**What needs to be done**
Copy every line in the records below that contains the word "الحاكم".

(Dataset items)
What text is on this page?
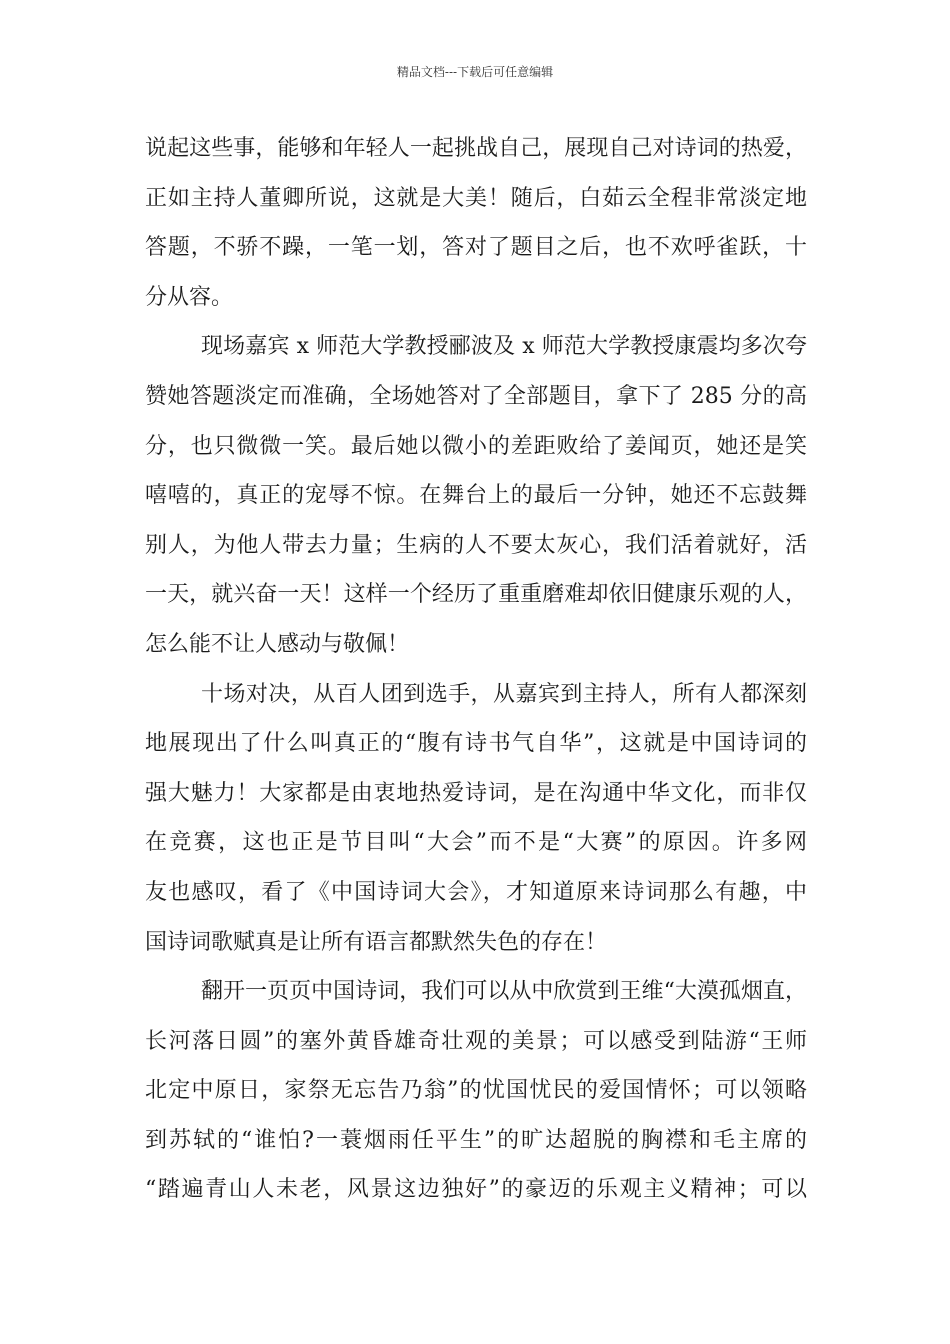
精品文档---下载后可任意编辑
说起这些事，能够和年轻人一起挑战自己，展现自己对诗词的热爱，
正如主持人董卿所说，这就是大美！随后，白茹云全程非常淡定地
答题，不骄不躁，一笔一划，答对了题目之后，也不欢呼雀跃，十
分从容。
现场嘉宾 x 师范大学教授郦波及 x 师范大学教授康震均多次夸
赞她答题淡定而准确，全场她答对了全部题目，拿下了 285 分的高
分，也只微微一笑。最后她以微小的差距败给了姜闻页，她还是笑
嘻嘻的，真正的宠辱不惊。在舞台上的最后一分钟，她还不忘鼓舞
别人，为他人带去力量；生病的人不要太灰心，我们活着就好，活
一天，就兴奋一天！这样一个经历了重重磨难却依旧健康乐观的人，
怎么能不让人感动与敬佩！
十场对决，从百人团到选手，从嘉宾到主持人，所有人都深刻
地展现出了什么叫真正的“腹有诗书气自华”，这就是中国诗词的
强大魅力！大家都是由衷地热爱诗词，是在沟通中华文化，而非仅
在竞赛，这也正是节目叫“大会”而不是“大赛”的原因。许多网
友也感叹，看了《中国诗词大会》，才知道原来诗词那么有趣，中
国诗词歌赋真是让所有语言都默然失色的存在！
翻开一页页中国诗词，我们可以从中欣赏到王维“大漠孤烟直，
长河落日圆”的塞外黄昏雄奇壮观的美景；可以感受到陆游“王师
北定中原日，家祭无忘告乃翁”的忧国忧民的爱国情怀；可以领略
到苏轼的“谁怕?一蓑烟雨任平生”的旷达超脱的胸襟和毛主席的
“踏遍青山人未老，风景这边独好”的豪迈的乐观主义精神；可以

...

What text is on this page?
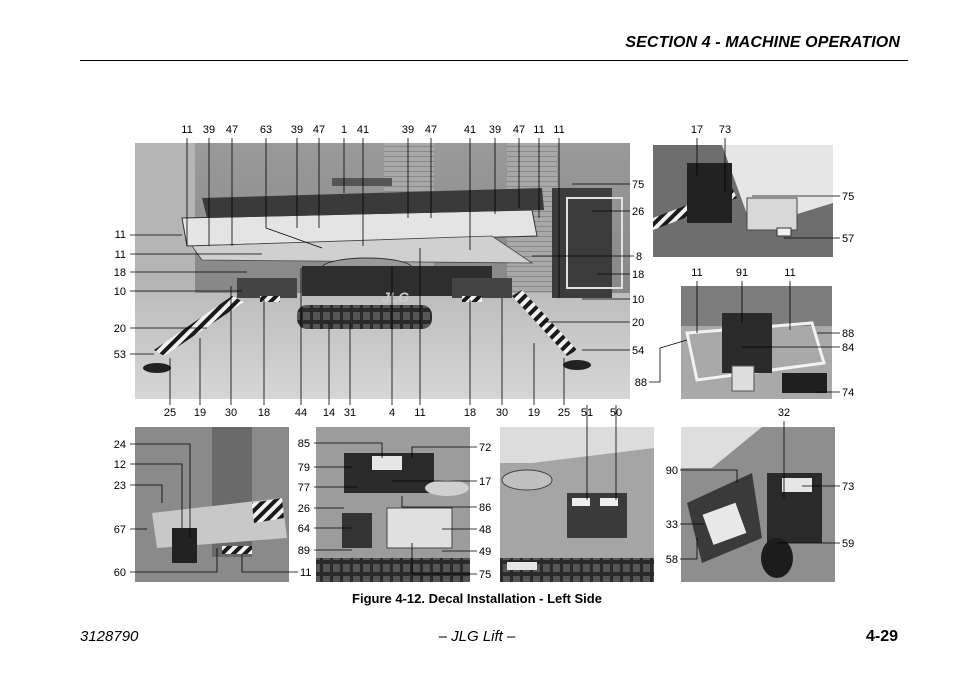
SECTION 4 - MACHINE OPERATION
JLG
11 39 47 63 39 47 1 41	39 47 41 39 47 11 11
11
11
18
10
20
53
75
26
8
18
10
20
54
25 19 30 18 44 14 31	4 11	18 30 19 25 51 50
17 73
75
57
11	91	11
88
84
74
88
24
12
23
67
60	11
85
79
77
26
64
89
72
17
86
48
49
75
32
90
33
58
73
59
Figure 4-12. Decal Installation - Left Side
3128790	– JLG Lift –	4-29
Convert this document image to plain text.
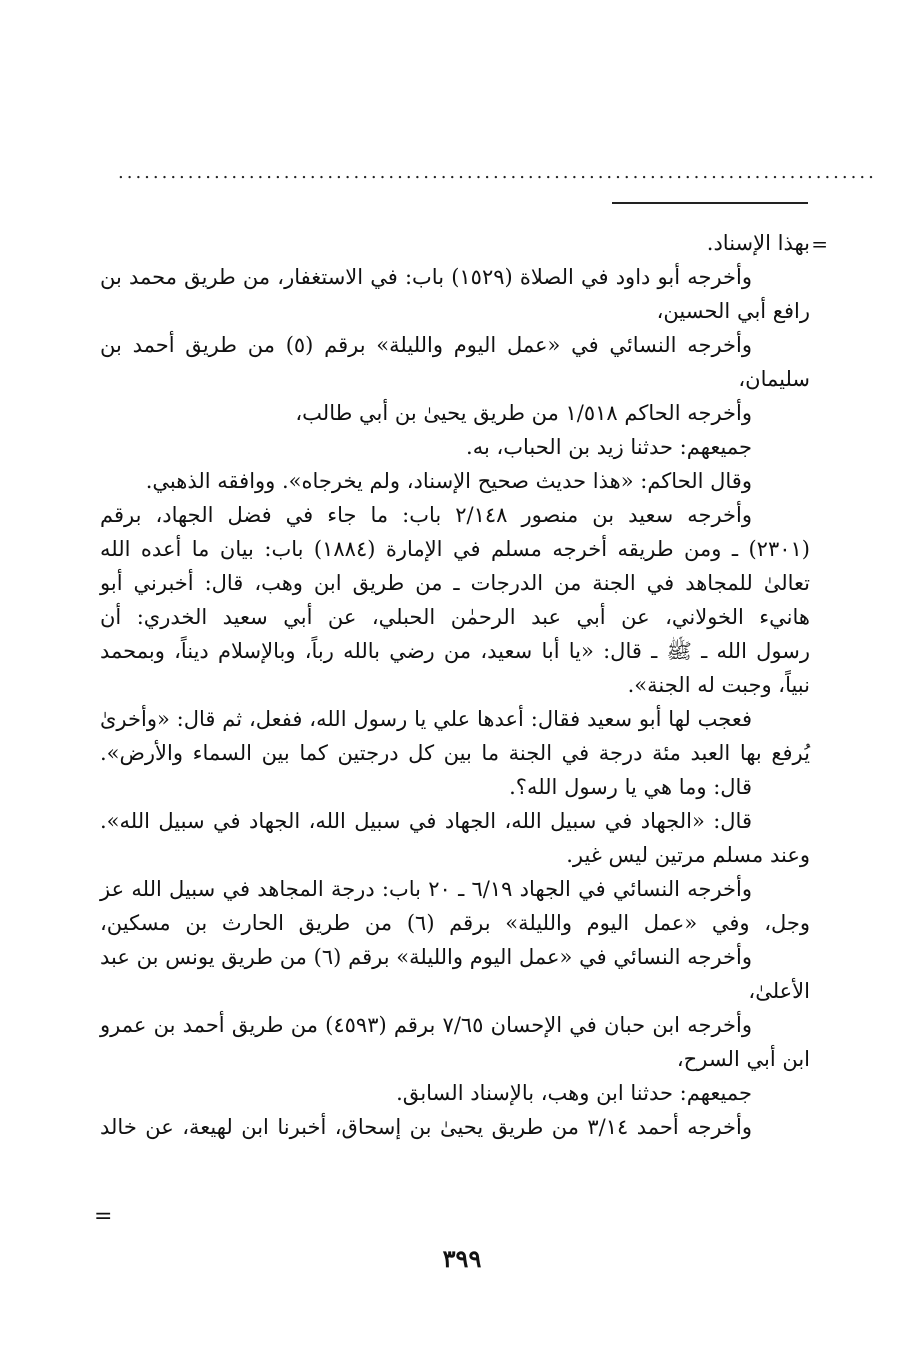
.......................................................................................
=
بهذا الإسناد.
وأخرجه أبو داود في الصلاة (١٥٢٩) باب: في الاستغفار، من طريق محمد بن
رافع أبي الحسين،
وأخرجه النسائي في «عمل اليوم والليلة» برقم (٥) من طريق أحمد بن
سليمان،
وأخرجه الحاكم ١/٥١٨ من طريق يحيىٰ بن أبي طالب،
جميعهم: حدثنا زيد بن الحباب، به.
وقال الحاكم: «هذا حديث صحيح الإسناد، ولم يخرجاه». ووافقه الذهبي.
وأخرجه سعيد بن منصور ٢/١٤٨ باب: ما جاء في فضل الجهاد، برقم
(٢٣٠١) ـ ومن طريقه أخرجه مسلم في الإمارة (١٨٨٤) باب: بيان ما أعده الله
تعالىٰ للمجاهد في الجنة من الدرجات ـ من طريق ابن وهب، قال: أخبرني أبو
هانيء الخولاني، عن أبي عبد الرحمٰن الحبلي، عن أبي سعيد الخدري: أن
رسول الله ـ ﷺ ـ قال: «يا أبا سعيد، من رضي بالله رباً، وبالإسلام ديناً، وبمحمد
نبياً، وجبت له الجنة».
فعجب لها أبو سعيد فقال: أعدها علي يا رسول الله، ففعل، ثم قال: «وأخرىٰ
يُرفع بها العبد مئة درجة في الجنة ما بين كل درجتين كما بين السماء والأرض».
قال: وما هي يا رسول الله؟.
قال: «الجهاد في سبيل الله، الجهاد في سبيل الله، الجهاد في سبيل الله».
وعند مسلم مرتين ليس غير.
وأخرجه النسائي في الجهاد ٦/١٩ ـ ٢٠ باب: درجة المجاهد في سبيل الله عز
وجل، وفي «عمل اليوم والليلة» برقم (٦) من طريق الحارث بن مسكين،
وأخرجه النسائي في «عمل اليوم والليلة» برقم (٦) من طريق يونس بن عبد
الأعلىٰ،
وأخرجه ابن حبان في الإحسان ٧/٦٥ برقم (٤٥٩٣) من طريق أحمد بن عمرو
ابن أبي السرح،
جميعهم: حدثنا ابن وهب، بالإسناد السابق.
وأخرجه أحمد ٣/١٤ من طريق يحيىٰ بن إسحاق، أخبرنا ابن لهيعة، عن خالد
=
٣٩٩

**Expected answer**
وأخرجه الحاكم ١/٥١٨ من طريق يحيىٰ بن أبي طالب،
وقال الحاكم: «هذا حديث صحيح الإسناد، ولم يخرجاه». ووافقه الذهبي.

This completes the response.